* [PROBLEM]:
A verbatim copy of the data below is the required output.

Start of DATA FOR THIS TASK

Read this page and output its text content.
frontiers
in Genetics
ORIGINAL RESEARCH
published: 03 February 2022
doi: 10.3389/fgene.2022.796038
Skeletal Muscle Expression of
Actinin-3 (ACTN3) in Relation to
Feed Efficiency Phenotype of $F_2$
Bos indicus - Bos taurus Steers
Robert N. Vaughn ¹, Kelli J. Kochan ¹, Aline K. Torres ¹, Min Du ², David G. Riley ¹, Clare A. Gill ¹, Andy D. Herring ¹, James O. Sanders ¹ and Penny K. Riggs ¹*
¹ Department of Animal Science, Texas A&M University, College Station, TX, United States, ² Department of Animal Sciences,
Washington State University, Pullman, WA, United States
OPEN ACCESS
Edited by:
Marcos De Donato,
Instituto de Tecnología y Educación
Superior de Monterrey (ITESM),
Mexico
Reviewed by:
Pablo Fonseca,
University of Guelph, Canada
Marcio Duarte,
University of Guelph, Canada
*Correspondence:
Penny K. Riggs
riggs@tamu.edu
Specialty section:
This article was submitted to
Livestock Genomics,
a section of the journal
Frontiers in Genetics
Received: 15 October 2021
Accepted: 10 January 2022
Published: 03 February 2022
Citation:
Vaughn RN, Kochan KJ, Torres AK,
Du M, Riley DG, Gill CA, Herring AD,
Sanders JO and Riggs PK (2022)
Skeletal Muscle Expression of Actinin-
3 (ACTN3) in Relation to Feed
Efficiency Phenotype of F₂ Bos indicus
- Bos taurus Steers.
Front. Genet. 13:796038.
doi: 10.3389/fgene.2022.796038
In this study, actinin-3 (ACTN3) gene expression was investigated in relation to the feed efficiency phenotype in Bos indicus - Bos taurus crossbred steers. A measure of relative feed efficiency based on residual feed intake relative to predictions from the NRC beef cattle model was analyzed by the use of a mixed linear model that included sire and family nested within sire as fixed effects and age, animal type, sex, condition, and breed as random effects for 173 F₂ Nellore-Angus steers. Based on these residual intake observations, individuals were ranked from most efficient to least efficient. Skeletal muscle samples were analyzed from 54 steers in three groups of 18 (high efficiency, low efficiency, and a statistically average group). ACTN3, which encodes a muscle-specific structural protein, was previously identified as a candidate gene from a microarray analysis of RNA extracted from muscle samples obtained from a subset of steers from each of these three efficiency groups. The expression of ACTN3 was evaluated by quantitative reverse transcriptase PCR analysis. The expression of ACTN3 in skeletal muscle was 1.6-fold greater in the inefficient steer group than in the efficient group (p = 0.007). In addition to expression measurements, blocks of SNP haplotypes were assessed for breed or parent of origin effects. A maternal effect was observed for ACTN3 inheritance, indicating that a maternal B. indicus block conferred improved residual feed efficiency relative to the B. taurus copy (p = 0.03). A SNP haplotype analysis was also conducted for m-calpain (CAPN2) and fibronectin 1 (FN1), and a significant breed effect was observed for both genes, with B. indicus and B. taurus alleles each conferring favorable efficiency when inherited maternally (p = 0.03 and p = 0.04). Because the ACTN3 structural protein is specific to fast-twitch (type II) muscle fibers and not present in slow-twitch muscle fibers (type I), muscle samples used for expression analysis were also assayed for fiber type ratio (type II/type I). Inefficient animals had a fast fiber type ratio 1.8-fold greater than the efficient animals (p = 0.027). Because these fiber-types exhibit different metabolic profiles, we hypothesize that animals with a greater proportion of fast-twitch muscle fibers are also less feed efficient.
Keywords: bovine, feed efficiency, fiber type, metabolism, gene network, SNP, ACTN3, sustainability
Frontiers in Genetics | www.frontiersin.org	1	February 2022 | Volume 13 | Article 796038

End of DATA FOR THIS TASK

* [SOLUTION FOR THIS EXERCISE]:
Read this page and output its text content.
frontiers
in Genetics
ORIGINAL RESEARCH
published: 03 February 2022
doi: 10.3389/fgene.2022.796038
Skeletal Muscle Expression of
Actinin-3 (ACTN3) in Relation to
Feed Efficiency Phenotype of $F_2$
Bos indicus - Bos taurus Steers
Robert N. Vaughn ¹, Kelli J. Kochan ¹, Aline K. Torres ¹, Min Du ², David G. Riley ¹, Clare A. Gill ¹, Andy D. Herring ¹, James O. Sanders ¹ and Penny K. Riggs ¹*
¹ Department of Animal Science, Texas A&M University, College Station, TX, United States, ² Department of Animal Sciences,
Washington State University, Pullman, WA, United States
OPEN ACCESS
Edited by:
Marcos De Donato,
Instituto de Tecnología y Educación
Superior de Monterrey (ITESM),
Mexico
Reviewed by:
Pablo Fonseca,
University of Guelph, Canada
Marcio Duarte,
University of Guelph, Canada
*Correspondence:
Penny K. Riggs
riggs@tamu.edu
Specialty section:
This article was submitted to
Livestock Genomics,
a section of the journal
Frontiers in Genetics
Received: 15 October 2021
Accepted: 10 January 2022
Published: 03 February 2022
Citation:
Vaughn RN, Kochan KJ, Torres AK,
Du M, Riley DG, Gill CA, Herring AD,
Sanders JO and Riggs PK (2022)
Skeletal Muscle Expression of Actinin-
3 (ACTN3) in Relation to Feed
Efficiency Phenotype of F₂ Bos indicus
- Bos taurus Steers.
Front. Genet. 13:796038.
doi: 10.3389/fgene.2022.796038
In this study, actinin-3 (ACTN3) gene expression was investigated in relation to the feed efficiency phenotype in Bos indicus - Bos taurus crossbred steers. A measure of relative feed efficiency based on residual feed intake relative to predictions from the NRC beef cattle model was analyzed by the use of a mixed linear model that included sire and family nested within sire as fixed effects and age, animal type, sex, condition, and breed as random effects for 173 F₂ Nellore-Angus steers. Based on these residual intake observations, individuals were ranked from most efficient to least efficient. Skeletal muscle samples were analyzed from 54 steers in three groups of 18 (high efficiency, low efficiency, and a statistically average group). ACTN3, which encodes a muscle-specific structural protein, was previously identified as a candidate gene from a microarray analysis of RNA extracted from muscle samples obtained from a subset of steers from each of these three efficiency groups. The expression of ACTN3 was evaluated by quantitative reverse transcriptase PCR analysis. The expression of ACTN3 in skeletal muscle was 1.6-fold greater in the inefficient steer group than in the efficient group (p = 0.007). In addition to expression measurements, blocks of SNP haplotypes were assessed for breed or parent of origin effects. A maternal effect was observed for ACTN3 inheritance, indicating that a maternal B. indicus block conferred improved residual feed efficiency relative to the B. taurus copy (p = 0.03). A SNP haplotype analysis was also conducted for m-calpain (CAPN2) and fibronectin 1 (FN1), and a significant breed effect was observed for both genes, with B. indicus and B. taurus alleles each conferring favorable efficiency when inherited maternally (p = 0.03 and p = 0.04). Because the ACTN3 structural protein is specific to fast-twitch (type II) muscle fibers and not present in slow-twitch muscle fibers (type I), muscle samples used for expression analysis were also assayed for fiber type ratio (type II/type I). Inefficient animals had a fast fiber type ratio 1.8-fold greater than the efficient animals (p = 0.027). Because these fiber-types exhibit different metabolic profiles, we hypothesize that animals with a greater proportion of fast-twitch muscle fibers are also less feed efficient.
Keywords: bovine, feed efficiency, fiber type, metabolism, gene network, SNP, ACTN3, sustainability
Frontiers in Genetics | www.frontiersin.org	1	February 2022 | Volume 13 | Article 796038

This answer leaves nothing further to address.